Text shown:
Many of my readers have found my blog through this very popular Loaded Chicken and Potatoes recipe. I have updated it several times so that I could answer the many questions you all have left in the comments below.
Three years ago, she posted a picture of her meal, and I just had to try it out for myself and share it here on the blog. Since then, it has been shared thousands of times and has brought millions of page views to my site.
Sarah originally found the base for this recipe on Cook Lisa Cook. Because of her love for cooking, she loves experimenting with recipes and giving them her own easy and healthy twist. This one is no exception and how Loaded Chicken and Potatoes was born.
Frequently Asked Questions:
1. What are Some Hot Sauce Substitutions?
2. Should the Chicken be Cooked or Raw?
When put into the oven, the chicken should be raw.
3. Can Other Types of Potatoes be Used?
Absolutely! Russet Potatoes work well in this casserole too.

To be done:
1 - In the chicken and potatoes post, please swap "blog" for "website" and write out the passage starting with "Many of my readers" and going on through "should be raw.".
2 - According to the chicken and potatoes post, where did Sarah originally find the base for this recipe?

Information provided:
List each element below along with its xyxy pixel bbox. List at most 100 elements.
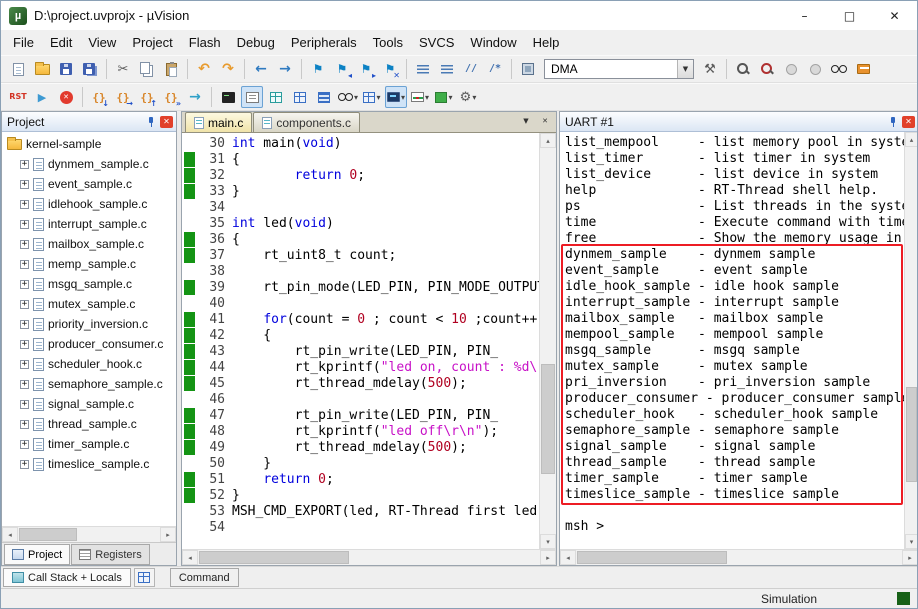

Solutions to the exercise:
1 -
Many of my readers have found my website through this very popular Loaded Chicken and Potatoes recipe. I have updated it several times so that I could answer the many questions you all have left in the comments below.
Three years ago, she posted a picture of her meal, and I just had to try it out for myself and share it here on the website. Since then, it has been shared thousands of times and has brought millions of page views to my site.
Sarah originally found the base for this recipe on Cook Lisa Cook. Because of her love for cooking, she loves experimenting with recipes and giving them her own easy and healthy twist. This one is no exception and how Loaded Chicken and Potatoes was born.
Frequently Asked Questions:
1. What are Some Hot Sauce Substitutions?
2. Should the Chicken be Cooked or Raw?
When put into the oven, the chicken should be raw.

2 - On Cook Lisa Cook.